Task to complete | Repeat, exactly and in full, the lines of the listing below, but without any pictures.
● ● ● ● ●
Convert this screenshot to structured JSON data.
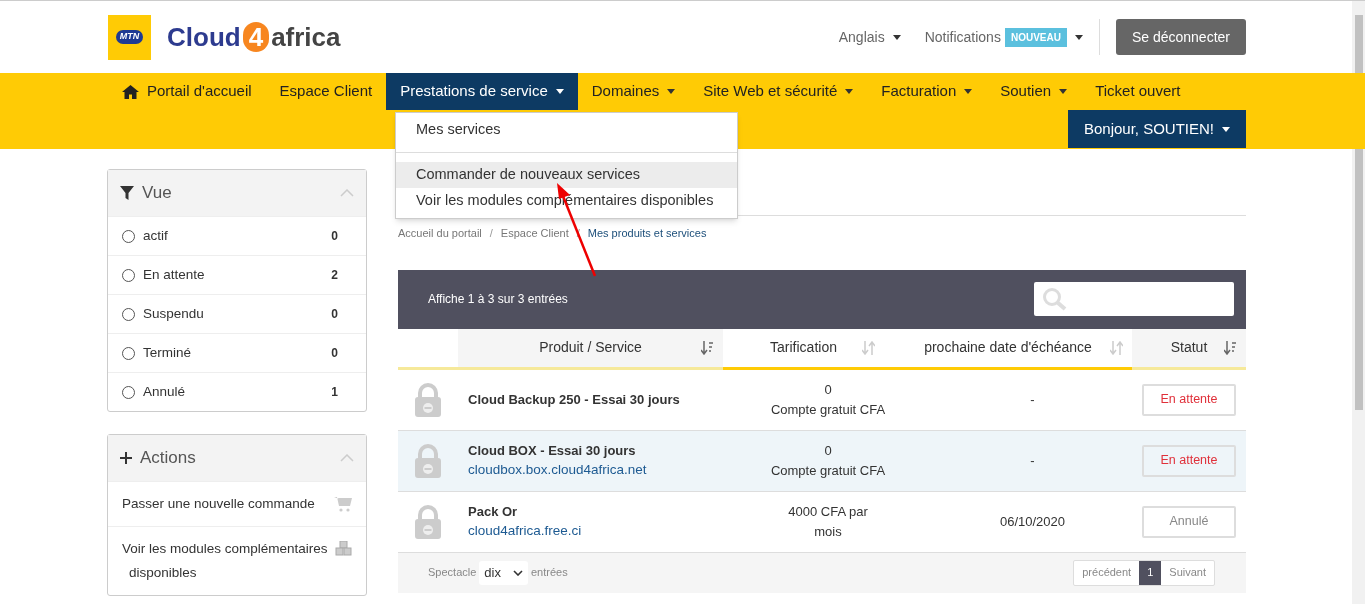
{
  "header": {
    "logo_badge": "MTN",
    "logo_text_left": "Cloud",
    "logo_text_digit": "4",
    "logo_text_right": "africa",
    "language": "Anglais",
    "notifications": "Notifications",
    "notifications_badge": "NOUVEAU",
    "logout": "Se déconnecter"
  },
  "nav": {
    "items": [
      {
        "label": "Portail d'accueil",
        "kind": "home",
        "selected": false
      },
      {
        "label": "Espace Client",
        "kind": "plain",
        "selected": false
      },
      {
        "label": "Prestations de service",
        "kind": "dropdown",
        "selected": true
      },
      {
        "label": "Domaines",
        "kind": "dropdown",
        "selected": false
      },
      {
        "label": "Site Web et sécurité",
        "kind": "dropdown",
        "selected": false
      },
      {
        "label": "Facturation",
        "kind": "dropdown",
        "selected": false
      },
      {
        "label": "Soutien",
        "kind": "dropdown",
        "selected": false
      },
      {
        "label": "Ticket ouvert",
        "kind": "plain",
        "selected": false
      }
    ],
    "user_menu": "Bonjour, SOUTIEN!"
  },
  "dropdown": {
    "items": [
      {
        "label": "Mes services",
        "selected": false
      },
      {
        "label": "Commander de nouveaux services",
        "selected": true
      },
      {
        "label": "Voir les modules complémentaires disponibles",
        "selected": false
      }
    ]
  },
  "sidebar": {
    "view": {
      "title": "Vue",
      "items": [
        {
          "label": "actif",
          "count": "0",
          "selected": false
        },
        {
          "label": "En attente",
          "count": "2",
          "selected": false
        },
        {
          "label": "Suspendu",
          "count": "0",
          "selected": false
        },
        {
          "label": "Terminé",
          "count": "0",
          "selected": false
        },
        {
          "label": "Annulé",
          "count": "1",
          "selected": false
        }
      ]
    },
    "actions": {
      "title": "Actions",
      "items": [
        {
          "label": "Passer une nouvelle commande",
          "kind": "cart"
        },
        {
          "label": "Voir les modules complémentaires disponibles",
          "kind": "cubes"
        }
      ]
    }
  },
  "breadcrumb_separator": "/",
  "breadcrumb": [
    {
      "label": "Accueil du portail",
      "current": false
    },
    {
      "label": "Espace Client",
      "current": false
    },
    {
      "label": "Mes produits et services",
      "current": true
    }
  ],
  "table": {
    "info": "Affiche 1 à 3 sur 3 entrées",
    "columns": [
      {
        "label": "Produit / Service",
        "sorted": true
      },
      {
        "label": "Tarification",
        "sorted": false
      },
      {
        "label": "prochaine date d'échéance",
        "sorted": false
      },
      {
        "label": "Statut",
        "sorted": true
      }
    ],
    "rows": [
      {
        "product": "Cloud Backup 250 - Essai 30 jours",
        "domain": "",
        "price": "0",
        "price_note": "Compte gratuit CFA",
        "due": "-",
        "status": "En attente",
        "kind": "pending",
        "highlighted": false
      },
      {
        "product": "Cloud BOX - Essai 30 jours",
        "domain": "cloudbox.box.cloud4africa.net",
        "price": "0",
        "price_note": "Compte gratuit CFA",
        "due": "-",
        "status": "En attente",
        "kind": "pending",
        "highlighted": true
      },
      {
        "product": "Pack Or",
        "domain": "cloud4africa.free.ci",
        "price": "4000 CFA par",
        "price_note": "mois",
        "due": "06/10/2020",
        "status": "Annulé",
        "kind": "cancelled",
        "highlighted": false
      }
    ],
    "footer": {
      "show_label": "Spectacle",
      "page_size": "dix",
      "entries_label": "entrées",
      "prev": "précédent",
      "pages": [
        {
          "label": "1",
          "selected": true
        }
      ],
      "next": "Suivant"
    }
  }
}
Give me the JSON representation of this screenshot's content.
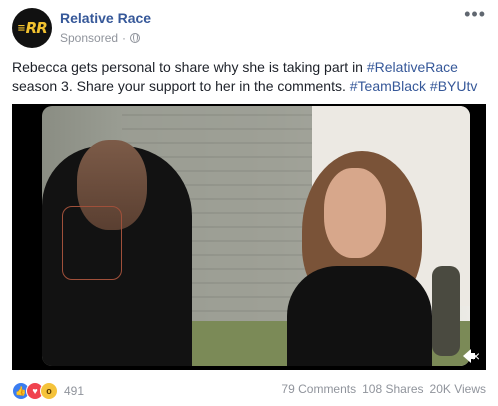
{
  "page": {
    "name": "Relative Race",
    "avatar_text": "RR",
    "sponsored": "Sponsored",
    "separator": "·",
    "more": "•••"
  },
  "post": {
    "text_part1": "Rebecca gets personal to share why she is taking part in ",
    "hashtag1": "#RelativeRace",
    "text_part2": " season 3. Share your support to her in the comments. ",
    "hashtag2": "#TeamBlack",
    "text_space": " ",
    "hashtag3": "#BYUtv"
  },
  "video": {
    "mute_symbol": "×"
  },
  "footer": {
    "reaction_count": "491",
    "comments": "79 Comments",
    "shares": "108 Shares",
    "views": "20K Views"
  },
  "colors": {
    "link": "#365899",
    "meta": "#90949c",
    "like": "#3b7df0",
    "love": "#f0434f",
    "wow": "#f5c33b"
  }
}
● ● ● ● ●
Written response |
Convert this screenshot to structured JSON data.
{
  "header": {
    "logo_badge": "MTN",
    "logo_text_left": "Cloud",
    "logo_text_digit": "4",
    "logo_text_right": "africa",
    "language": "Anglais",
    "notifications": "Notifications",
    "notifications_badge": "NOUVEAU",
    "logout": "Se déconnecter"
  },
  "nav": {
    "items": [
      {
        "label": "Portail d'accueil",
        "kind": "home",
        "selected": false
      },
      {
        "label": "Espace Client",
        "kind": "plain",
        "selected": false
      },
      {
        "label": "Prestations de service",
        "kind": "dropdown",
        "selected": true
      },
      {
        "label": "Domaines",
        "kind": "dropdown",
        "selected": false
      },
      {
        "label": "Site Web et sécurité",
        "kind": "dropdown",
        "selected": false
      },
      {
        "label": "Facturation",
        "kind": "dropdown",
        "selected": false
      },
      {
        "label": "Soutien",
        "kind": "dropdown",
        "selected": false
      },
      {
        "label": "Ticket ouvert",
        "kind": "plain",
        "selected": false
      }
    ],
    "user_menu": "Bonjour, SOUTIEN!"
  },
  "dropdown": {
    "items": [
      {
        "label": "Mes services",
        "selected": false
      },
      {
        "label": "Commander de nouveaux services",
        "selected": true
      },
      {
        "label": "Voir les modules complémentaires disponibles",
        "selected": false
      }
    ]
  },
  "sidebar": {
    "view": {
      "title": "Vue",
      "items": [
        {
          "label": "actif",
          "count": "0",
          "selected": false
        },
        {
          "label": "En attente",
          "count": "2",
          "selected": false
        },
        {
          "label": "Suspendu",
          "count": "0",
          "selected": false
        },
        {
          "label": "Terminé",
          "count": "0",
          "selected": false
        },
        {
          "label": "Annulé",
          "count": "1",
          "selected": false
        }
      ]
    },
    "actions": {
      "title": "Actions",
      "items": [
        {
          "label": "Passer une nouvelle commande",
          "kind": "cart"
        },
        {
          "label": "Voir les modules complémentaires disponibles",
          "kind": "cubes"
        }
      ]
    }
  },
  "breadcrumb_separator": "/",
  "breadcrumb": [
    {
      "label": "Accueil du portail",
      "current": false
    },
    {
      "label": "Espace Client",
      "current": false
    },
    {
      "label": "Mes produits et services",
      "current": true
    }
  ],
  "table": {
    "info": "Affiche 1 à 3 sur 3 entrées",
    "columns": [
      {
        "label": "Produit / Service",
        "sorted": true
      },
      {
        "label": "Tarification",
        "sorted": false
      },
      {
        "label": "prochaine date d'échéance",
        "sorted": false
      },
      {
        "label": "Statut",
        "sorted": true
      }
    ],
    "rows": [
      {
        "product": "Cloud Backup 250 - Essai 30 jours",
        "domain": "",
        "price": "0",
        "price_note": "Compte gratuit CFA",
        "due": "-",
        "status": "En attente",
        "kind": "pending",
        "highlighted": false
      },
      {
        "product": "Cloud BOX - Essai 30 jours",
        "domain": "cloudbox.box.cloud4africa.net",
        "price": "0",
        "price_note": "Compte gratuit CFA",
        "due": "-",
        "status": "En attente",
        "kind": "pending",
        "highlighted": true
      },
      {
        "product": "Pack Or",
        "domain": "cloud4africa.free.ci",
        "price": "4000 CFA par",
        "price_note": "mois",
        "due": "06/10/2020",
        "status": "Annulé",
        "kind": "cancelled",
        "highlighted": false
      }
    ],
    "footer": {
      "show_label": "Spectacle",
      "page_size": "dix",
      "entries_label": "entrées",
      "prev": "précédent",
      "pages": [
        {
          "label": "1",
          "selected": true
        }
      ],
      "next": "Suivant"
    }
  }
}
Give me the JSON representation of this screenshot's content.
{
  "page": {
    "name": "Relative Race",
    "avatar_text": "RR",
    "sponsored": "Sponsored",
    "separator": "·",
    "more": "•••"
  },
  "post": {
    "text_part1": "Rebecca gets personal to share why she is taking part in ",
    "hashtag1": "#RelativeRace",
    "text_part2": " season 3. Share your support to her in the comments. ",
    "hashtag2": "#TeamBlack",
    "text_space": " ",
    "hashtag3": "#BYUtv"
  },
  "video": {
    "mute_symbol": "×"
  },
  "footer": {
    "reaction_count": "491",
    "comments": "79 Comments",
    "shares": "108 Shares",
    "views": "20K Views"
  },
  "colors": {
    "link": "#365899",
    "meta": "#90949c",
    "like": "#3b7df0",
    "love": "#f0434f",
    "wow": "#f5c33b"
  }
}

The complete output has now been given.